# STATED PROBLEM
Tally the lines in the listing below that contain "title" and report the tally alone.

____ DATA FOR THE TASK

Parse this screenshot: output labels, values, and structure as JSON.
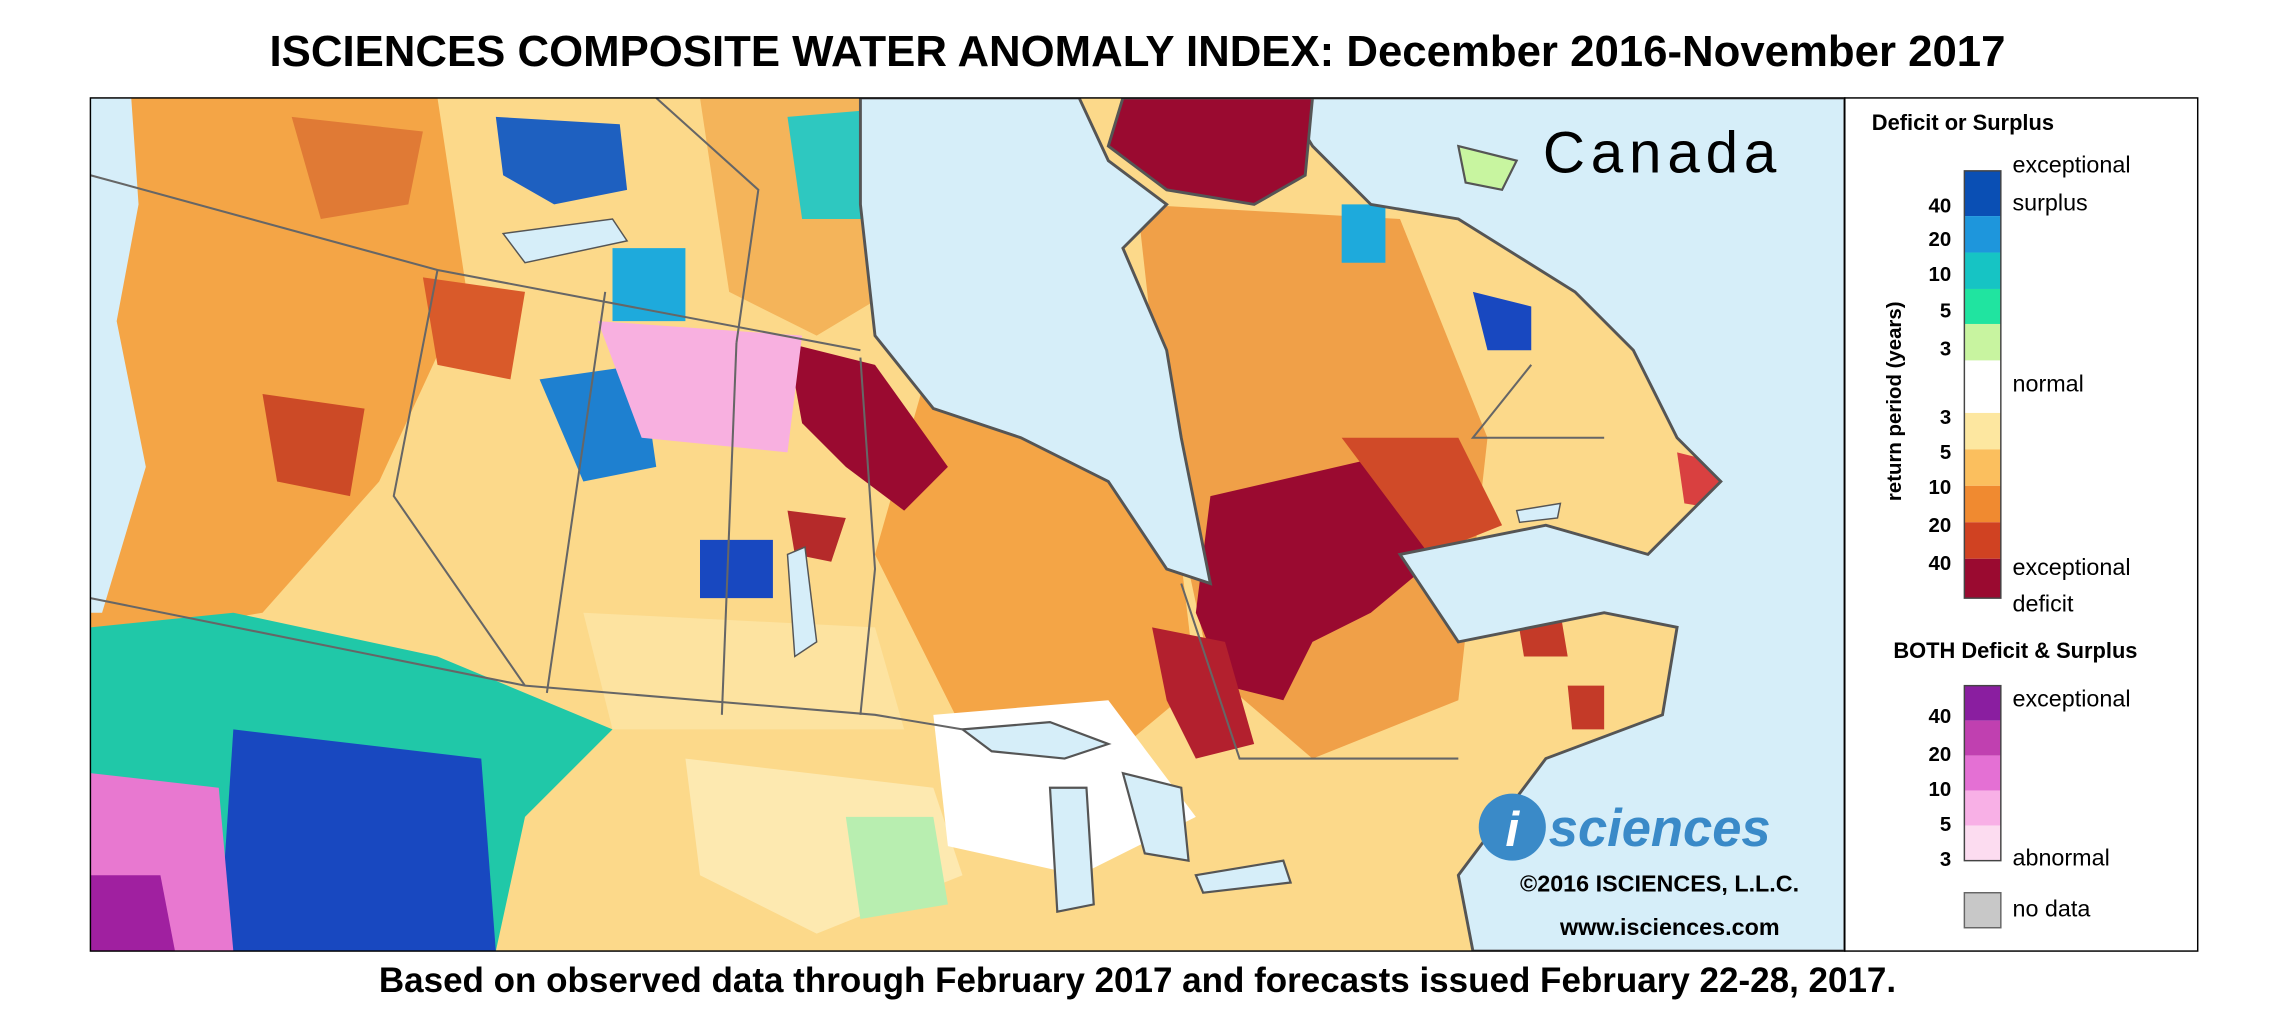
{
  "header": {
    "title": "ISCIENCES COMPOSITE WATER ANOMALY INDEX: December 2016-November 2017"
  },
  "map": {
    "region_label": "Canada",
    "logo": {
      "letter": "i",
      "word": "sciences"
    },
    "copyright": "©2016 ISCIENCES, L.L.C.",
    "url": "www.isciences.com"
  },
  "legend": {
    "deficit_surplus": {
      "title": "Deficit or Surplus",
      "axis_label": "return period (years)",
      "surplus_ticks": [
        40,
        20,
        10,
        5,
        3
      ],
      "deficit_ticks": [
        3,
        5,
        10,
        20,
        40
      ],
      "surplus_top": "exceptional",
      "surplus_bottom": "surplus",
      "normal": "normal",
      "deficit_top": "exceptional",
      "deficit_bottom": "deficit"
    },
    "both": {
      "title": "BOTH Deficit & Surplus",
      "ticks": [
        40,
        20,
        10,
        5,
        3
      ],
      "top": "exceptional",
      "bottom": "abnormal"
    },
    "no_data": "no data"
  },
  "footer": {
    "note": "Based on observed data through February 2017 and forecasts issued February 22-28, 2017."
  }
}
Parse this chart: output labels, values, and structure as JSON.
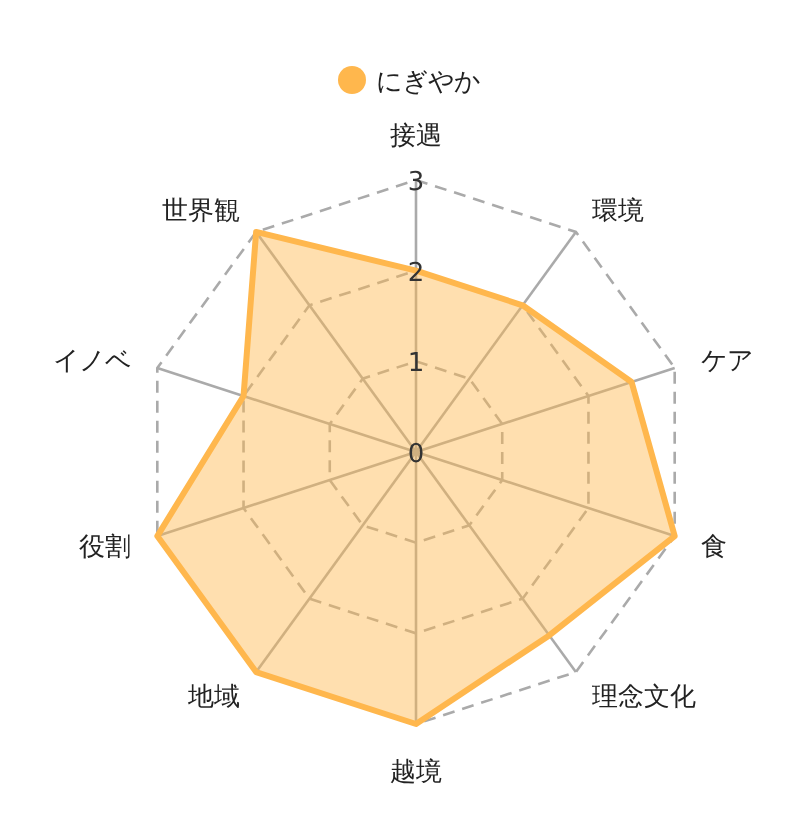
{
  "chart_data": {
    "type": "radar",
    "categories": [
      "接遇",
      "環境",
      "ケア",
      "食",
      "理念文化",
      "越境",
      "地域",
      "役割",
      "イノベ",
      "世界観"
    ],
    "series": [
      {
        "name": "にぎやか",
        "color": "#ffb74d",
        "values": [
          2,
          2,
          2.5,
          3,
          2.5,
          3,
          3,
          3,
          2,
          3
        ]
      }
    ],
    "ylim": [
      0,
      3
    ],
    "yticks": [
      0,
      1,
      2,
      3
    ],
    "grid": true,
    "legend": "top"
  }
}
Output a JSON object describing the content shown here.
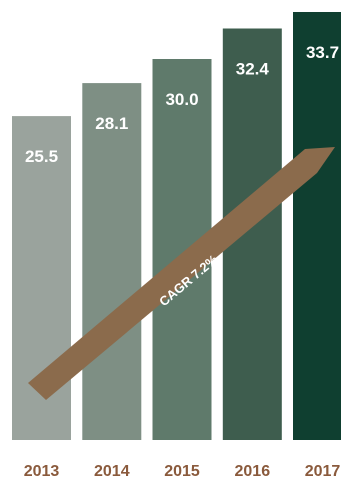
{
  "chart_data": {
    "type": "bar",
    "categories": [
      "2013",
      "2014",
      "2015",
      "2016",
      "2017"
    ],
    "values": [
      25.5,
      28.1,
      30.0,
      32.4,
      33.7
    ],
    "value_labels": [
      "25.5",
      "28.1",
      "30.0",
      "32.4",
      "33.7"
    ],
    "ylim": [
      0,
      33.7
    ],
    "grid": false,
    "legend": "none",
    "bar_colors": [
      "#9aa39d",
      "#7e8f84",
      "#5f7a6b",
      "#3e5d4e",
      "#0f3f30"
    ],
    "tick_label_color": "#8a5a3c",
    "annotation": {
      "text": "CAGR 7.2%",
      "shape": "diagonal arrow",
      "color": "#8b6b4c"
    }
  }
}
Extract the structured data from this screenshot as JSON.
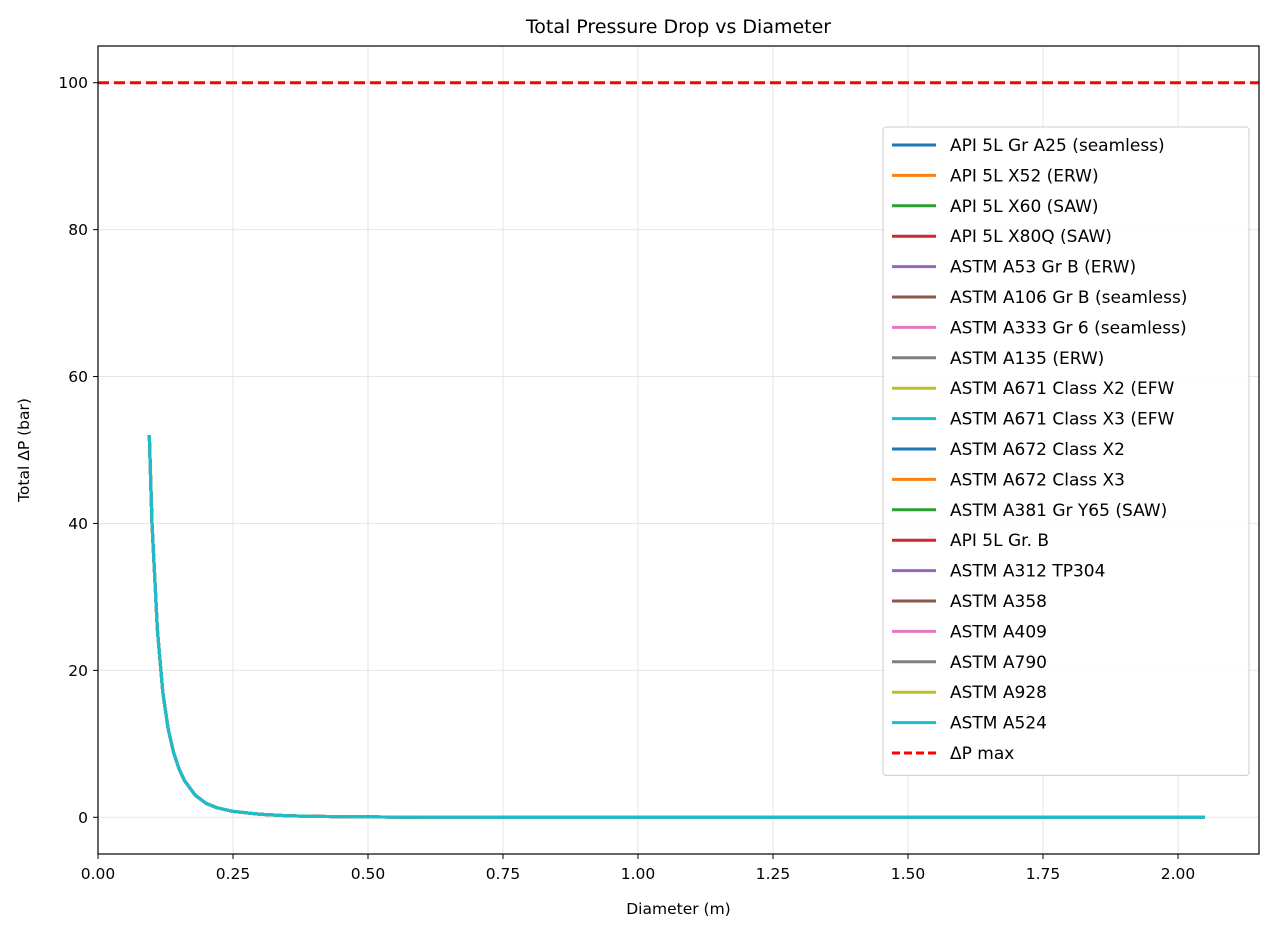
{
  "chart_data": {
    "type": "line",
    "title": "Total Pressure Drop vs Diameter",
    "xlabel": "Diameter (m)",
    "ylabel": "Total ΔP (bar)",
    "xlim": [
      0.0,
      2.15
    ],
    "ylim": [
      -5,
      105
    ],
    "xticks": [
      0.0,
      0.25,
      0.5,
      0.75,
      1.0,
      1.25,
      1.5,
      1.75,
      2.0
    ],
    "xtick_labels": [
      "0.00",
      "0.25",
      "0.50",
      "0.75",
      "1.00",
      "1.25",
      "1.50",
      "1.75",
      "2.00"
    ],
    "yticks": [
      0,
      20,
      40,
      60,
      80,
      100
    ],
    "ytick_labels": [
      "0",
      "20",
      "40",
      "60",
      "80",
      "100"
    ],
    "grid": true,
    "legend_position": "upper right",
    "curve": {
      "x": [
        0.095,
        0.1,
        0.11,
        0.12,
        0.13,
        0.14,
        0.15,
        0.16,
        0.18,
        0.2,
        0.22,
        0.25,
        0.3,
        0.35,
        0.4,
        0.5,
        0.6,
        0.75,
        1.0,
        1.25,
        1.5,
        1.75,
        2.0,
        2.05
      ],
      "y": [
        52.0,
        40.0,
        25.5,
        17.0,
        12.0,
        8.8,
        6.6,
        5.0,
        3.0,
        1.9,
        1.3,
        0.8,
        0.4,
        0.2,
        0.12,
        0.05,
        0.02,
        0.01,
        0.0,
        0.0,
        0.0,
        0.0,
        0.0,
        0.0
      ]
    },
    "series": [
      {
        "name": "API 5L Gr A25 (seamless)",
        "color": "#1f77b4"
      },
      {
        "name": "API 5L X52 (ERW)",
        "color": "#ff7f0e"
      },
      {
        "name": "API 5L X60 (SAW)",
        "color": "#2ca02c"
      },
      {
        "name": "API 5L X80Q (SAW)",
        "color": "#d62728"
      },
      {
        "name": "ASTM A53 Gr B (ERW)",
        "color": "#9467bd"
      },
      {
        "name": "ASTM A106 Gr B (seamless)",
        "color": "#8c564b"
      },
      {
        "name": "ASTM A333 Gr 6 (seamless)",
        "color": "#e377c2"
      },
      {
        "name": "ASTM A135 (ERW)",
        "color": "#7f7f7f"
      },
      {
        "name": "ASTM A671 Class X2 (EFW",
        "color": "#bcbd22"
      },
      {
        "name": "ASTM A671 Class X3 (EFW",
        "color": "#17becf"
      },
      {
        "name": "ASTM A672 Class X2",
        "color": "#1f77b4"
      },
      {
        "name": "ASTM A672 Class X3",
        "color": "#ff7f0e"
      },
      {
        "name": "ASTM A381 Gr Y65 (SAW)",
        "color": "#2ca02c"
      },
      {
        "name": "API 5L Gr. B",
        "color": "#d62728"
      },
      {
        "name": "ASTM A312 TP304",
        "color": "#9467bd"
      },
      {
        "name": "ASTM A358",
        "color": "#8c564b"
      },
      {
        "name": "ASTM A409",
        "color": "#e377c2"
      },
      {
        "name": "ASTM A790",
        "color": "#7f7f7f"
      },
      {
        "name": "ASTM A928",
        "color": "#bcbd22"
      },
      {
        "name": "ASTM A524",
        "color": "#17becf"
      }
    ],
    "reference_line": {
      "name": "ΔP max",
      "y": 100,
      "color": "#ff0000",
      "style": "dashed"
    }
  }
}
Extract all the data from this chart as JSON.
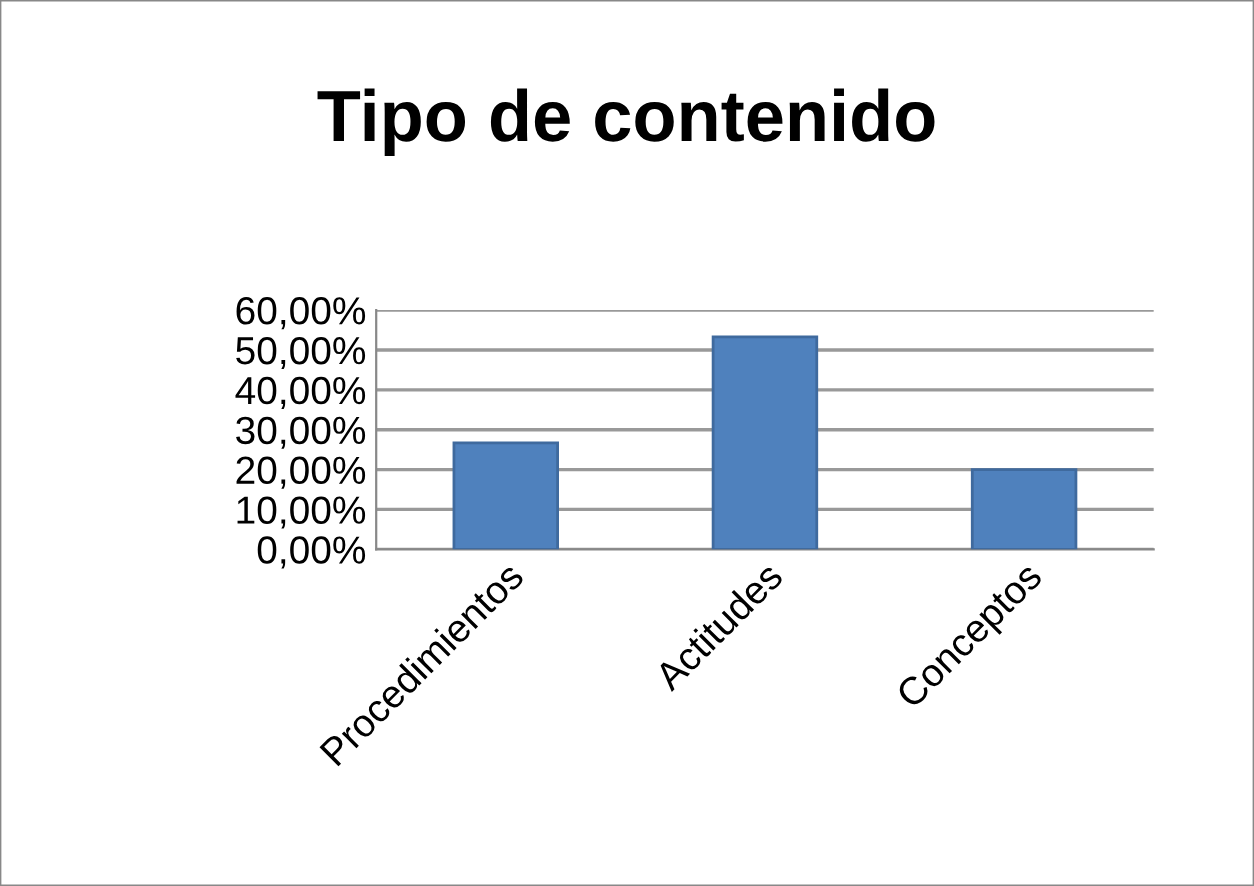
{
  "chart_data": {
    "type": "bar",
    "title": "Tipo de contenido",
    "categories": [
      "Procedimientos",
      "Actitudes",
      "Conceptos"
    ],
    "values": [
      26.7,
      53.3,
      20.0
    ],
    "color": "#4f81bd",
    "ylim": [
      0,
      60
    ],
    "yticks": [
      {
        "value": 0,
        "label": "0,00%"
      },
      {
        "value": 10,
        "label": "10,00%"
      },
      {
        "value": 20,
        "label": "20,00%"
      },
      {
        "value": 30,
        "label": "30,00%"
      },
      {
        "value": 40,
        "label": "40,00%"
      },
      {
        "value": 50,
        "label": "50,00%"
      },
      {
        "value": 60,
        "label": "60,00%"
      }
    ],
    "grid": "y",
    "legend": false
  }
}
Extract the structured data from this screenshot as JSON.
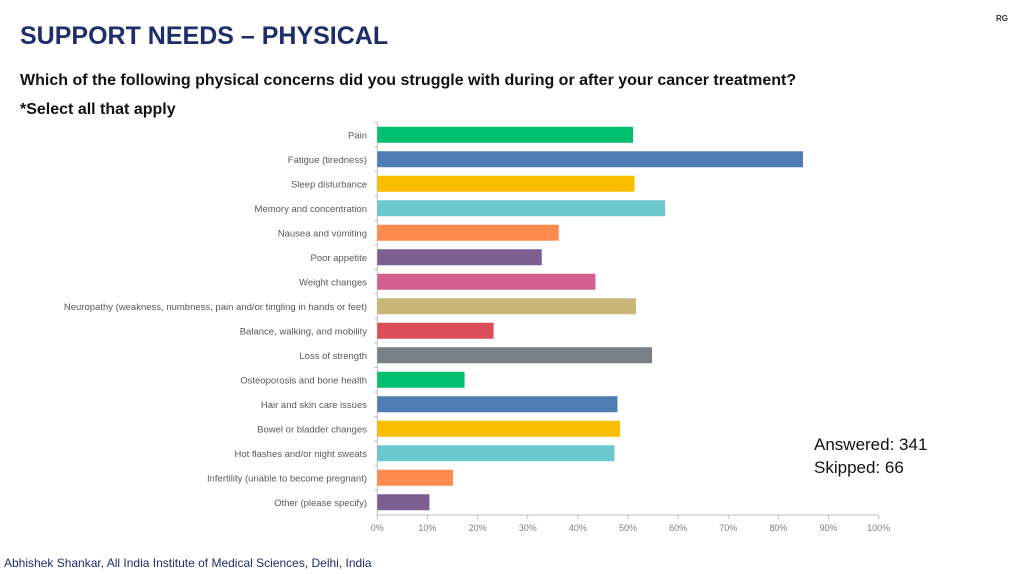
{
  "slide": {
    "title": "SUPPORT NEEDS – PHYSICAL",
    "corner_mark": "RG",
    "question": "Which of the following physical concerns did you struggle with during or after your cancer treatment?",
    "instruction": "*Select all that apply",
    "answered": "Answered: 341",
    "skipped": "Skipped: 66",
    "footer": "Abhishek Shankar, All India Institute of Medical Sciences, Delhi, India"
  },
  "chart_data": {
    "type": "bar",
    "orientation": "horizontal",
    "categories": [
      "Pain",
      "Fatigue (tiredness)",
      "Sleep disturbance",
      "Memory and concentration",
      "Nausea and vomiting",
      "Poor appetite",
      "Weight changes",
      "Neuropathy (weakness, numbness, pain and/or tingling in hands or feet)",
      "Balance, walking, and mobility",
      "Loss of strength",
      "Osteoporosis and bone health",
      "Hair and skin care issues",
      "Bowel or bladder changes",
      "Hot flashes and/or night sweats",
      "Infertility (unable to become pregnant)",
      "Other (please specify)"
    ],
    "values": [
      51.0,
      84.9,
      51.3,
      57.4,
      36.2,
      32.8,
      43.5,
      51.6,
      23.2,
      54.8,
      17.4,
      47.9,
      48.4,
      47.3,
      15.1,
      10.4
    ],
    "colors": [
      "#00bf6f",
      "#507cb6",
      "#f9be00",
      "#6bc8cd",
      "#ff8b4f",
      "#7d5e90",
      "#d25f90",
      "#c7b879",
      "#dd4e5b",
      "#768086",
      "#00bf6f",
      "#507cb6",
      "#f9be00",
      "#6bc8cd",
      "#ff8b4f",
      "#7d5e90"
    ],
    "xlim": [
      0,
      100
    ],
    "xticks": [
      "0%",
      "10%",
      "20%",
      "30%",
      "40%",
      "50%",
      "60%",
      "70%",
      "80%",
      "90%",
      "100%"
    ],
    "grid": false,
    "legend": "none"
  }
}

________

# ANSWER TO THIS EXERCISE
6